**Task to complete**
Copy the data that follows exactly. Include no pictures.

**Data shown**
******************************
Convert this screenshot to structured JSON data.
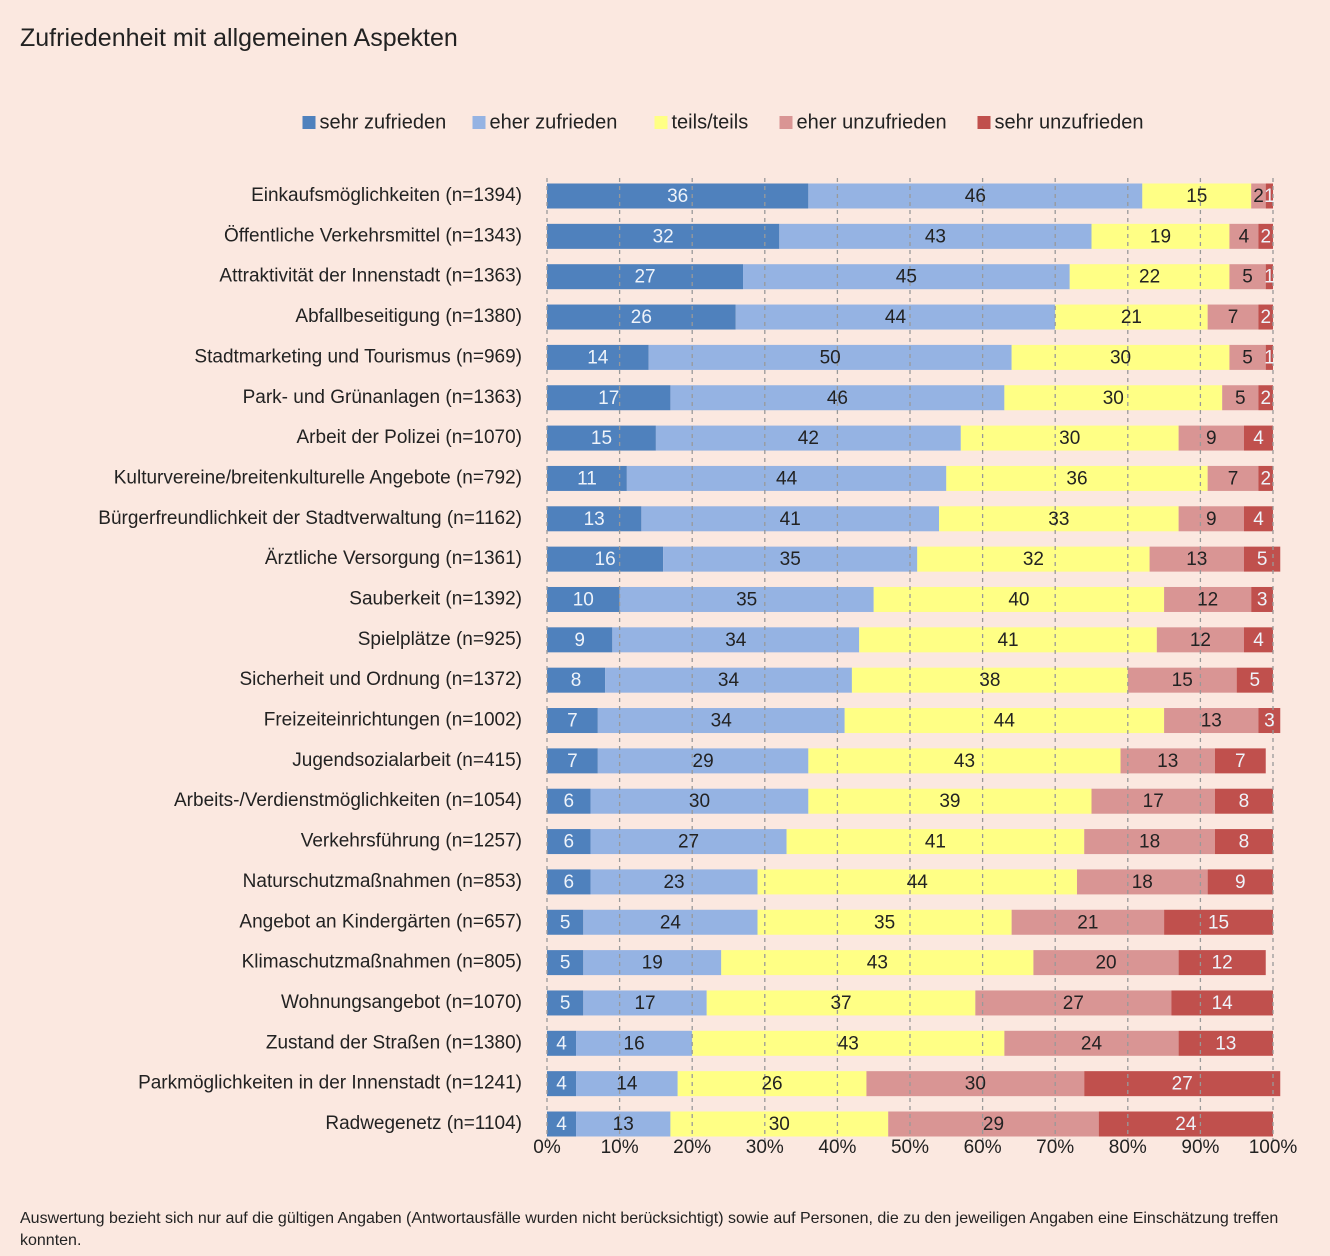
{
  "chart_data": {
    "type": "stacked_barh",
    "title": "Zufriedenheit mit allgemeinen Aspekten",
    "note": "Auswertung bezieht sich nur auf die gültigen Angaben (Antwortausfälle wurden nicht berücksichtigt) sowie auf Personen, die zu den jeweiligen Angaben eine Einschätzung treffen konnten.",
    "categories": [
      "Einkaufsmöglichkeiten (n=1394)",
      "Öffentliche Verkehrsmittel (n=1343)",
      "Attraktivität der Innenstadt (n=1363)",
      "Abfallbeseitigung (n=1380)",
      "Stadtmarketing und Tourismus (n=969)",
      "Park- und Grünanlagen (n=1363)",
      "Arbeit der Polizei (n=1070)",
      "Kulturvereine/breitenkulturelle Angebote (n=792)",
      "Bürgerfreundlichkeit der Stadtverwaltung (n=1162)",
      "Ärztliche Versorgung (n=1361)",
      "Sauberkeit (n=1392)",
      "Spielplätze (n=925)",
      "Sicherheit und Ordnung (n=1372)",
      "Freizeiteinrichtungen (n=1002)",
      "Jugendsozialarbeit (n=415)",
      "Arbeits-/Verdienstmöglichkeiten (n=1054)",
      "Verkehrsführung (n=1257)",
      "Naturschutzmaßnahmen (n=853)",
      "Angebot an Kindergärten (n=657)",
      "Klimaschutzmaßnahmen (n=805)",
      "Wohnungsangebot (n=1070)",
      "Zustand der Straßen (n=1380)",
      "Parkmöglichkeiten in der Innenstadt (n=1241)",
      "Radwegenetz (n=1104)"
    ],
    "series": [
      {
        "name": "sehr zufrieden",
        "color": "#4f81bd",
        "values": [
          36,
          32,
          27,
          26,
          14,
          17,
          15,
          11,
          13,
          16,
          10,
          9,
          8,
          7,
          7,
          6,
          6,
          6,
          5,
          5,
          5,
          4,
          4,
          4
        ]
      },
      {
        "name": "eher zufrieden",
        "color": "#95b3e3",
        "values": [
          46,
          43,
          45,
          44,
          50,
          46,
          42,
          44,
          41,
          35,
          35,
          34,
          34,
          34,
          29,
          30,
          27,
          23,
          24,
          19,
          17,
          16,
          14,
          13
        ]
      },
      {
        "name": "teils/teils",
        "color": "#ffff85",
        "values": [
          15,
          19,
          22,
          21,
          30,
          30,
          30,
          36,
          33,
          32,
          40,
          41,
          38,
          44,
          43,
          39,
          41,
          44,
          35,
          43,
          37,
          43,
          26,
          30
        ]
      },
      {
        "name": "eher unzufrieden",
        "color": "#d99594",
        "values": [
          2,
          4,
          5,
          7,
          5,
          5,
          9,
          7,
          9,
          13,
          12,
          12,
          15,
          13,
          13,
          17,
          18,
          18,
          21,
          20,
          27,
          24,
          30,
          29
        ]
      },
      {
        "name": "sehr unzufrieden",
        "color": "#c0504d",
        "values": [
          1,
          2,
          1,
          2,
          1,
          2,
          4,
          2,
          4,
          5,
          3,
          4,
          5,
          3,
          7,
          8,
          8,
          9,
          15,
          12,
          14,
          13,
          27,
          24
        ]
      }
    ],
    "xlim": [
      0,
      100
    ],
    "xticks": [
      {
        "value": 0,
        "label": "0%"
      },
      {
        "value": 10,
        "label": "10%"
      },
      {
        "value": 20,
        "label": "20%"
      },
      {
        "value": 30,
        "label": "30%"
      },
      {
        "value": 40,
        "label": "40%"
      },
      {
        "value": 50,
        "label": "50%"
      },
      {
        "value": 60,
        "label": "60%"
      },
      {
        "value": 70,
        "label": "70%"
      },
      {
        "value": 80,
        "label": "80%"
      },
      {
        "value": 90,
        "label": "90%"
      },
      {
        "value": 100,
        "label": "100%"
      }
    ],
    "grid": true,
    "legend": "top"
  }
}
******************************
**Exercise solution**
Convert this screenshot to structured JSON data.
{
  "chart_data": {
    "type": "stacked_barh",
    "title": "Zufriedenheit mit allgemeinen Aspekten",
    "note": "Auswertung bezieht sich nur auf die gültigen Angaben (Antwortausfälle wurden nicht berücksichtigt) sowie auf Personen, die zu den jeweiligen Angaben eine Einschätzung treffen konnten.",
    "categories": [
      "Einkaufsmöglichkeiten (n=1394)",
      "Öffentliche Verkehrsmittel (n=1343)",
      "Attraktivität der Innenstadt (n=1363)",
      "Abfallbeseitigung (n=1380)",
      "Stadtmarketing und Tourismus (n=969)",
      "Park- und Grünanlagen (n=1363)",
      "Arbeit der Polizei (n=1070)",
      "Kulturvereine/breitenkulturelle Angebote (n=792)",
      "Bürgerfreundlichkeit der Stadtverwaltung (n=1162)",
      "Ärztliche Versorgung (n=1361)",
      "Sauberkeit (n=1392)",
      "Spielplätze (n=925)",
      "Sicherheit und Ordnung (n=1372)",
      "Freizeiteinrichtungen (n=1002)",
      "Jugendsozialarbeit (n=415)",
      "Arbeits-/Verdienstmöglichkeiten (n=1054)",
      "Verkehrsführung (n=1257)",
      "Naturschutzmaßnahmen (n=853)",
      "Angebot an Kindergärten (n=657)",
      "Klimaschutzmaßnahmen (n=805)",
      "Wohnungsangebot (n=1070)",
      "Zustand der Straßen (n=1380)",
      "Parkmöglichkeiten in der Innenstadt (n=1241)",
      "Radwegenetz (n=1104)"
    ],
    "series": [
      {
        "name": "sehr zufrieden",
        "color": "#4f81bd",
        "values": [
          36,
          32,
          27,
          26,
          14,
          17,
          15,
          11,
          13,
          16,
          10,
          9,
          8,
          7,
          7,
          6,
          6,
          6,
          5,
          5,
          5,
          4,
          4,
          4
        ]
      },
      {
        "name": "eher zufrieden",
        "color": "#95b3e3",
        "values": [
          46,
          43,
          45,
          44,
          50,
          46,
          42,
          44,
          41,
          35,
          35,
          34,
          34,
          34,
          29,
          30,
          27,
          23,
          24,
          19,
          17,
          16,
          14,
          13
        ]
      },
      {
        "name": "teils/teils",
        "color": "#ffff85",
        "values": [
          15,
          19,
          22,
          21,
          30,
          30,
          30,
          36,
          33,
          32,
          40,
          41,
          38,
          44,
          43,
          39,
          41,
          44,
          35,
          43,
          37,
          43,
          26,
          30
        ]
      },
      {
        "name": "eher unzufrieden",
        "color": "#d99594",
        "values": [
          2,
          4,
          5,
          7,
          5,
          5,
          9,
          7,
          9,
          13,
          12,
          12,
          15,
          13,
          13,
          17,
          18,
          18,
          21,
          20,
          27,
          24,
          30,
          29
        ]
      },
      {
        "name": "sehr unzufrieden",
        "color": "#c0504d",
        "values": [
          1,
          2,
          1,
          2,
          1,
          2,
          4,
          2,
          4,
          5,
          3,
          4,
          5,
          3,
          7,
          8,
          8,
          9,
          15,
          12,
          14,
          13,
          27,
          24
        ]
      }
    ],
    "xlim": [
      0,
      100
    ],
    "xticks": [
      {
        "value": 0,
        "label": "0%"
      },
      {
        "value": 10,
        "label": "10%"
      },
      {
        "value": 20,
        "label": "20%"
      },
      {
        "value": 30,
        "label": "30%"
      },
      {
        "value": 40,
        "label": "40%"
      },
      {
        "value": 50,
        "label": "50%"
      },
      {
        "value": 60,
        "label": "60%"
      },
      {
        "value": 70,
        "label": "70%"
      },
      {
        "value": 80,
        "label": "80%"
      },
      {
        "value": 90,
        "label": "90%"
      },
      {
        "value": 100,
        "label": "100%"
      }
    ],
    "grid": true,
    "legend": "top"
  }
}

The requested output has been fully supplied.